Records:
____
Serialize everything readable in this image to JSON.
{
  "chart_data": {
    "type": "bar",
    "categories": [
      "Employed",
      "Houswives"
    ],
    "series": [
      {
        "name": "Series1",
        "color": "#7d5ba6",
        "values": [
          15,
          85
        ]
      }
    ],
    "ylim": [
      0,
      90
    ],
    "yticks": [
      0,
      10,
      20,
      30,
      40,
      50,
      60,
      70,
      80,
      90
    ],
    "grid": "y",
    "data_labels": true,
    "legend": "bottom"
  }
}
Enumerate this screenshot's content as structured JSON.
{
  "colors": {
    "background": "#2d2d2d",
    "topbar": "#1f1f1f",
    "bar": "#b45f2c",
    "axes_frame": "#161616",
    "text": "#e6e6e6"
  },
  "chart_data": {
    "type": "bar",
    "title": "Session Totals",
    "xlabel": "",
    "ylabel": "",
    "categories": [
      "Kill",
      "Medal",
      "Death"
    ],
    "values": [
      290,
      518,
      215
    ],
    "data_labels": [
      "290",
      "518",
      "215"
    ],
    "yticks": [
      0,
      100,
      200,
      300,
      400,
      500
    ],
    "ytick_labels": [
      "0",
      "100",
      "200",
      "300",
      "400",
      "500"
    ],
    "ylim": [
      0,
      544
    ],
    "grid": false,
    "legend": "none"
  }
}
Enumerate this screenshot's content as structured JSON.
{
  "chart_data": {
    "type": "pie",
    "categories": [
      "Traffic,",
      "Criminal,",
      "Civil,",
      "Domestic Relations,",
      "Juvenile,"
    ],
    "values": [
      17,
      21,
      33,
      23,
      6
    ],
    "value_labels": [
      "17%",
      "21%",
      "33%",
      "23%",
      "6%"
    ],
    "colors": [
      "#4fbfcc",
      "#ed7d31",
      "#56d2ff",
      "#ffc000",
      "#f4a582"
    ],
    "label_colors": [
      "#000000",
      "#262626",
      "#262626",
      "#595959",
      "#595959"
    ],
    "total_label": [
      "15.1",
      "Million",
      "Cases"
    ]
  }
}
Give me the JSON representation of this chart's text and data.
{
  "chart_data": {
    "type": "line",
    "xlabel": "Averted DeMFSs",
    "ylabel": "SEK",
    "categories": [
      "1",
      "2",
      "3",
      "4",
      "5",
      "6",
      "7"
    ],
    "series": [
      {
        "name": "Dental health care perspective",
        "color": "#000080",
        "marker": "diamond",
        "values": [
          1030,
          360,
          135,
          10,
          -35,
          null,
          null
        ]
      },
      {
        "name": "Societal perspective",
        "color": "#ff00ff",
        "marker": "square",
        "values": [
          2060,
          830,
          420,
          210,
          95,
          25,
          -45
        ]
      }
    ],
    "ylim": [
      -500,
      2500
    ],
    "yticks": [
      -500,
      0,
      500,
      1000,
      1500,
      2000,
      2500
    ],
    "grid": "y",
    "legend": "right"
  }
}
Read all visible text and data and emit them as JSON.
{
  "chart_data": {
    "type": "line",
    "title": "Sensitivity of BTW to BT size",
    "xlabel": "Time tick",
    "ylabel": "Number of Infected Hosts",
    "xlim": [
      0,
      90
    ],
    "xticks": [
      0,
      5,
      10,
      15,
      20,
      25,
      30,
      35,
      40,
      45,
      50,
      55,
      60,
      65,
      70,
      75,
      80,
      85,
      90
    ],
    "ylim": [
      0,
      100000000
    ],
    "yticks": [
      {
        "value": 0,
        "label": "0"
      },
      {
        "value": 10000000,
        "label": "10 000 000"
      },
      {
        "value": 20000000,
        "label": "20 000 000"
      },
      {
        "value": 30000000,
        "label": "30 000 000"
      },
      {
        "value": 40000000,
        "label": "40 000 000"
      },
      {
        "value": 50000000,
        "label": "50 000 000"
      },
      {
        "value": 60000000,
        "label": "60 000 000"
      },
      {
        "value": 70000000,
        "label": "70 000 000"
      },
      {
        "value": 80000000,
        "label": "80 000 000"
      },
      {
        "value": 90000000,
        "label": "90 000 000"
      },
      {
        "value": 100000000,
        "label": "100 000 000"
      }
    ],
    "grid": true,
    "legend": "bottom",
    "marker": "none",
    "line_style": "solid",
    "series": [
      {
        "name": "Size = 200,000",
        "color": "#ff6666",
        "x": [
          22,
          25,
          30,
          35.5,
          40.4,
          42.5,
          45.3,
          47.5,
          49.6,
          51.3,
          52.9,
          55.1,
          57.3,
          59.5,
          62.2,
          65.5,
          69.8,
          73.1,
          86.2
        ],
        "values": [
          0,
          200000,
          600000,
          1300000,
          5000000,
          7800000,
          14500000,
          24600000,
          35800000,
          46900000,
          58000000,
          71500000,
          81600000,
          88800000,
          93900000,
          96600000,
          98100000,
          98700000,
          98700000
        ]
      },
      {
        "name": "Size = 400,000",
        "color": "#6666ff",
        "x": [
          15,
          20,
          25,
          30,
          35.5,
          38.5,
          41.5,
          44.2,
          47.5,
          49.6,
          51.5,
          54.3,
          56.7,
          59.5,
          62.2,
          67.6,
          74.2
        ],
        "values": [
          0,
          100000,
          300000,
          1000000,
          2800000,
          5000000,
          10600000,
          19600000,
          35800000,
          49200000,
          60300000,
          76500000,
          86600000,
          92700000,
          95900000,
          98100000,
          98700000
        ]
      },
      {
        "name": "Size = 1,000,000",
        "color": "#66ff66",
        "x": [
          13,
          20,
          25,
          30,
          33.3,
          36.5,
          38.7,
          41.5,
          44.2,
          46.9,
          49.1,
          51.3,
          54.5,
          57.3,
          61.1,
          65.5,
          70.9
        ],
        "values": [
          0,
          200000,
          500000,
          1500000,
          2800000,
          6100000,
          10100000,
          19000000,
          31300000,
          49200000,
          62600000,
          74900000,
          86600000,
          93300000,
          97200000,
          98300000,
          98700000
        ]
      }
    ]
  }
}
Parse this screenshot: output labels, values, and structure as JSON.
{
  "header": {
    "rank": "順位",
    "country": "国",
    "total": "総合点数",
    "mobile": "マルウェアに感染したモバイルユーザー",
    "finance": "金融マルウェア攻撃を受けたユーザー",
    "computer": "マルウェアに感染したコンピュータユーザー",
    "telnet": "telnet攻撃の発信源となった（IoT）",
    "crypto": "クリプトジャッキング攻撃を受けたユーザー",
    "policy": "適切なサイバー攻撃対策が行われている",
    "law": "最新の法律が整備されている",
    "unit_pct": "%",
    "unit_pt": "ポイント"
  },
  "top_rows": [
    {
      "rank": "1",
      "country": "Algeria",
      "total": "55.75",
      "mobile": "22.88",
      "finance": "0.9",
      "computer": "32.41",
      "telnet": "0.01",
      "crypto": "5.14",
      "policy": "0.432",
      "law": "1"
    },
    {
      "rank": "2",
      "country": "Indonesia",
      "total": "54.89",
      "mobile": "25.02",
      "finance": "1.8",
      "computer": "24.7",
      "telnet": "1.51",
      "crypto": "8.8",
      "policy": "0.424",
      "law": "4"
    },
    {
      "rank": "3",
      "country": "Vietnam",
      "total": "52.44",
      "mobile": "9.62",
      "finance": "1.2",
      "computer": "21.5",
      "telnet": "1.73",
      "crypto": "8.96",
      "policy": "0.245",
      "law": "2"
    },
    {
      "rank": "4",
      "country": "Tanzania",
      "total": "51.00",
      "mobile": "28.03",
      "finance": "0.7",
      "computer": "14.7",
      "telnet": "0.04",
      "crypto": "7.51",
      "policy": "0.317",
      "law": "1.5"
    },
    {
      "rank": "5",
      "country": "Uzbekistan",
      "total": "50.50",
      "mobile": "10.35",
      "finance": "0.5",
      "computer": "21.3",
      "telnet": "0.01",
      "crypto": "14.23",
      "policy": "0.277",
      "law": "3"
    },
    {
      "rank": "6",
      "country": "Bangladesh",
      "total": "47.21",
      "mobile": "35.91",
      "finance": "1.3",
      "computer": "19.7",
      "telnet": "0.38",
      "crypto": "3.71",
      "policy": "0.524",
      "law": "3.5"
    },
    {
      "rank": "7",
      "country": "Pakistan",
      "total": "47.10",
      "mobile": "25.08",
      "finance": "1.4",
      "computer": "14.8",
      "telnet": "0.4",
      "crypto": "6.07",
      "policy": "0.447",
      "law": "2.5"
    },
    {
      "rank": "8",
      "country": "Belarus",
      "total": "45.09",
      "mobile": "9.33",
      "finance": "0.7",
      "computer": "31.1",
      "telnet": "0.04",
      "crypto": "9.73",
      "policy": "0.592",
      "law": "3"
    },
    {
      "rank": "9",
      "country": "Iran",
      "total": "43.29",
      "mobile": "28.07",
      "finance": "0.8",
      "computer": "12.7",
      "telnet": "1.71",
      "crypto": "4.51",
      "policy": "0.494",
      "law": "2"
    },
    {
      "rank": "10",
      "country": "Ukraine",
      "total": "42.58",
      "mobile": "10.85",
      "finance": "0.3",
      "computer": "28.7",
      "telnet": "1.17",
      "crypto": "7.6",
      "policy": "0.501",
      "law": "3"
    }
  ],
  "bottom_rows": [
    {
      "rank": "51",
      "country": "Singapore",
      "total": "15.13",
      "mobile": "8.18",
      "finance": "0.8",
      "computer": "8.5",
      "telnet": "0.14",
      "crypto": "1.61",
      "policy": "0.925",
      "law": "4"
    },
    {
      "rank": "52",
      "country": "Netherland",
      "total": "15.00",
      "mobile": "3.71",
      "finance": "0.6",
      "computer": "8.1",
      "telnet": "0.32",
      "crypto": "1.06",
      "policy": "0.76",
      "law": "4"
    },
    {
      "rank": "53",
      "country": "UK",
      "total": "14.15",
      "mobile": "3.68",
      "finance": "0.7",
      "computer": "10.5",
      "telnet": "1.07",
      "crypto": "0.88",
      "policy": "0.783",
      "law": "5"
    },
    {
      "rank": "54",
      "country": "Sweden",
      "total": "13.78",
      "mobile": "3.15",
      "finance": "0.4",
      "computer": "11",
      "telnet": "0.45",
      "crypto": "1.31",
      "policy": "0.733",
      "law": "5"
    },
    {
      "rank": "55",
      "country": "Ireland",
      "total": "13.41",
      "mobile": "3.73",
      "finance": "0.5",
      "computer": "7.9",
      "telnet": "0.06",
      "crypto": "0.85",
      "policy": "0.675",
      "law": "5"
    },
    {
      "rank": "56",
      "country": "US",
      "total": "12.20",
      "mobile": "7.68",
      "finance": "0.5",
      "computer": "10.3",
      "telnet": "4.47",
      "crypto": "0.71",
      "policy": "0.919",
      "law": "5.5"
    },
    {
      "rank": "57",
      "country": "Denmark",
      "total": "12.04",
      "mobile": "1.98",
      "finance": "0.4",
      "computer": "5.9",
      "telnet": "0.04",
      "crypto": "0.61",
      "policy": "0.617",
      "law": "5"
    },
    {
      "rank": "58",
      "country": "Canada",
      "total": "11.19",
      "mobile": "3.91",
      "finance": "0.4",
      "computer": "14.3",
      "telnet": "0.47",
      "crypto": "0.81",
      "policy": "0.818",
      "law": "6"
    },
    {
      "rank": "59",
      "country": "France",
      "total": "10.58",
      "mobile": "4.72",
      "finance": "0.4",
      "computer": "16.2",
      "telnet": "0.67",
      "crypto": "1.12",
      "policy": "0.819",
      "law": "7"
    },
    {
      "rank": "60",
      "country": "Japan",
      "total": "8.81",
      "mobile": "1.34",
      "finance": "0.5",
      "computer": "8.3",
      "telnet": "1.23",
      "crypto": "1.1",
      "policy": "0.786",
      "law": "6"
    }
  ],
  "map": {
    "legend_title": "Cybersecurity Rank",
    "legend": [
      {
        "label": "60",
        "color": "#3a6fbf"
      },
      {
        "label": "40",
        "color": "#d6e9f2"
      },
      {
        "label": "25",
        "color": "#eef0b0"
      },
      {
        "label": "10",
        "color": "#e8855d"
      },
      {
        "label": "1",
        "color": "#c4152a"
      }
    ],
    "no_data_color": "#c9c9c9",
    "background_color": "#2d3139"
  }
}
____
Work to complete: Filter the records above and return every line that holds the word "JSON".

Solution to the problem:
Serialize everything readable in this image to JSON.
Enumerate this screenshot's content as structured JSON.
Enumerate this screenshot's content as structured JSON.
Give me the JSON representation of this chart's text and data.
Read all visible text and data and emit them as JSON.
Parse this screenshot: output labels, values, and structure as JSON.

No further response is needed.